Task statement: What follows is a block of records; reproduce all of it verbatim.

-- START OF Dataset extract --

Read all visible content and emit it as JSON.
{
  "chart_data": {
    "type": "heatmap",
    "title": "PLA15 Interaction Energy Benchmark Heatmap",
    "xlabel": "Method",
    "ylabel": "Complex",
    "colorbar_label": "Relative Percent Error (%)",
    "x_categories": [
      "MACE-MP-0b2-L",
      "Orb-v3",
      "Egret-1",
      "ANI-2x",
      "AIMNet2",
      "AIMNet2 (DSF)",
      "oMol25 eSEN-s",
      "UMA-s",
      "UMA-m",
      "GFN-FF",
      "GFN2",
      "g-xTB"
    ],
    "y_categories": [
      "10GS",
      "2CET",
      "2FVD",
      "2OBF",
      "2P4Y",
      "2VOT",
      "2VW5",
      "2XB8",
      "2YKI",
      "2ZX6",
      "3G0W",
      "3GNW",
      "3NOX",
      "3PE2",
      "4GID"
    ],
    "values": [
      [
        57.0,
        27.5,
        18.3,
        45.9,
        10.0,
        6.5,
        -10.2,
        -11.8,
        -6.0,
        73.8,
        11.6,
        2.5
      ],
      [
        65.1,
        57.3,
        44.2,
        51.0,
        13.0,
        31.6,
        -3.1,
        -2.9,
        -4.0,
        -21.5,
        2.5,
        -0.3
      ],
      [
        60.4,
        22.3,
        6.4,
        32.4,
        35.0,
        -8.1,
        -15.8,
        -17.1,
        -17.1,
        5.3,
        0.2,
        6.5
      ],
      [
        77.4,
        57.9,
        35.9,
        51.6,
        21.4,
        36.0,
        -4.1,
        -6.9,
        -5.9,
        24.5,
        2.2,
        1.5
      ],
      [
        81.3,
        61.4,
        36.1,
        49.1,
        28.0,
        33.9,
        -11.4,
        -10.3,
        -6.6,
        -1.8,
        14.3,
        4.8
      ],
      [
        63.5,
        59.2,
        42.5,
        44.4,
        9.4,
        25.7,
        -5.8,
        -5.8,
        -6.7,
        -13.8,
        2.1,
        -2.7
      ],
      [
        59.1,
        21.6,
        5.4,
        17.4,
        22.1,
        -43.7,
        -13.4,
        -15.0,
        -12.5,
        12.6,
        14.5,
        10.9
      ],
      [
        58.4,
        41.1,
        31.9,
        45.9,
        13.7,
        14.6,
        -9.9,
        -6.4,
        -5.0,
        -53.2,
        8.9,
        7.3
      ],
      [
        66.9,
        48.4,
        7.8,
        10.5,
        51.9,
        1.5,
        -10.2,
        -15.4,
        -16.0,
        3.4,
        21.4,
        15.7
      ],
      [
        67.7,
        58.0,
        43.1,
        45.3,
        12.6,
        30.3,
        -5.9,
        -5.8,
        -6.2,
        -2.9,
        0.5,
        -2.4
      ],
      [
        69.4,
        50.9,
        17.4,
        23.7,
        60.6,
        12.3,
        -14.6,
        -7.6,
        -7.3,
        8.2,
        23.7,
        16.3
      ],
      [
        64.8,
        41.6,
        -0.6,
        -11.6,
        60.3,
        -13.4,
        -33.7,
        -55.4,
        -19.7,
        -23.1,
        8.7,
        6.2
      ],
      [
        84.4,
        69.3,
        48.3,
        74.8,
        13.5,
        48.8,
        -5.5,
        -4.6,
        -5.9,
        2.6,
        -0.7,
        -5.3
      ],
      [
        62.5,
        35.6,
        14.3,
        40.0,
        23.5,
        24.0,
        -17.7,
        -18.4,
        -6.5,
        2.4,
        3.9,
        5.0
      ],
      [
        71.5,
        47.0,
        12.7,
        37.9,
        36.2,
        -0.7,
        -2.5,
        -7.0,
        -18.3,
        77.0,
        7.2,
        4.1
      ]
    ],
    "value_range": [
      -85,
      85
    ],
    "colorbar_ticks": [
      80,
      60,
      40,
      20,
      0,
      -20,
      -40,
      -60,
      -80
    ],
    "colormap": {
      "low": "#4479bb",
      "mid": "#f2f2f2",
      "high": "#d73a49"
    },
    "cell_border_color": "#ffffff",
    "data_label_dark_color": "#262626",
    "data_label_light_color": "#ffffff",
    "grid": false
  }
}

-- END OF Dataset extract --

The reply:
Read all visible content and emit it as JSON.
{
  "chart_data": {
    "type": "heatmap",
    "title": "PLA15 Interaction Energy Benchmark Heatmap",
    "xlabel": "Method",
    "ylabel": "Complex",
    "colorbar_label": "Relative Percent Error (%)",
    "x_categories": [
      "MACE-MP-0b2-L",
      "Orb-v3",
      "Egret-1",
      "ANI-2x",
      "AIMNet2",
      "AIMNet2 (DSF)",
      "oMol25 eSEN-s",
      "UMA-s",
      "UMA-m",
      "GFN-FF",
      "GFN2",
      "g-xTB"
    ],
    "y_categories": [
      "10GS",
      "2CET",
      "2FVD",
      "2OBF",
      "2P4Y",
      "2VOT",
      "2VW5",
      "2XB8",
      "2YKI",
      "2ZX6",
      "3G0W",
      "3GNW",
      "3NOX",
      "3PE2",
      "4GID"
    ],
    "values": [
      [
        57.0,
        27.5,
        18.3,
        45.9,
        10.0,
        6.5,
        -10.2,
        -11.8,
        -6.0,
        73.8,
        11.6,
        2.5
      ],
      [
        65.1,
        57.3,
        44.2,
        51.0,
        13.0,
        31.6,
        -3.1,
        -2.9,
        -4.0,
        -21.5,
        2.5,
        -0.3
      ],
      [
        60.4,
        22.3,
        6.4,
        32.4,
        35.0,
        -8.1,
        -15.8,
        -17.1,
        -17.1,
        5.3,
        0.2,
        6.5
      ],
      [
        77.4,
        57.9,
        35.9,
        51.6,
        21.4,
        36.0,
        -4.1,
        -6.9,
        -5.9,
        24.5,
        2.2,
        1.5
      ],
      [
        81.3,
        61.4,
        36.1,
        49.1,
        28.0,
        33.9,
        -11.4,
        -10.3,
        -6.6,
        -1.8,
        14.3,
        4.8
      ],
      [
        63.5,
        59.2,
        42.5,
        44.4,
        9.4,
        25.7,
        -5.8,
        -5.8,
        -6.7,
        -13.8,
        2.1,
        -2.7
      ],
      [
        59.1,
        21.6,
        5.4,
        17.4,
        22.1,
        -43.7,
        -13.4,
        -15.0,
        -12.5,
        12.6,
        14.5,
        10.9
      ],
      [
        58.4,
        41.1,
        31.9,
        45.9,
        13.7,
        14.6,
        -9.9,
        -6.4,
        -5.0,
        -53.2,
        8.9,
        7.3
      ],
      [
        66.9,
        48.4,
        7.8,
        10.5,
        51.9,
        1.5,
        -10.2,
        -15.4,
        -16.0,
        3.4,
        21.4,
        15.7
      ],
      [
        67.7,
        58.0,
        43.1,
        45.3,
        12.6,
        30.3,
        -5.9,
        -5.8,
        -6.2,
        -2.9,
        0.5,
        -2.4
      ],
      [
        69.4,
        50.9,
        17.4,
        23.7,
        60.6,
        12.3,
        -14.6,
        -7.6,
        -7.3,
        8.2,
        23.7,
        16.3
      ],
      [
        64.8,
        41.6,
        -0.6,
        -11.6,
        60.3,
        -13.4,
        -33.7,
        -55.4,
        -19.7,
        -23.1,
        8.7,
        6.2
      ],
      [
        84.4,
        69.3,
        48.3,
        74.8,
        13.5,
        48.8,
        -5.5,
        -4.6,
        -5.9,
        2.6,
        -0.7,
        -5.3
      ],
      [
        62.5,
        35.6,
        14.3,
        40.0,
        23.5,
        24.0,
        -17.7,
        -18.4,
        -6.5,
        2.4,
        3.9,
        5.0
      ],
      [
        71.5,
        47.0,
        12.7,
        37.9,
        36.2,
        -0.7,
        -2.5,
        -7.0,
        -18.3,
        77.0,
        7.2,
        4.1
      ]
    ],
    "value_range": [
      -85,
      85
    ],
    "colorbar_ticks": [
      80,
      60,
      40,
      20,
      0,
      -20,
      -40,
      -60,
      -80
    ],
    "colormap": {
      "low": "#4479bb",
      "mid": "#f2f2f2",
      "high": "#d73a49"
    },
    "cell_border_color": "#ffffff",
    "data_label_dark_color": "#262626",
    "data_label_light_color": "#ffffff",
    "grid": false
  }
}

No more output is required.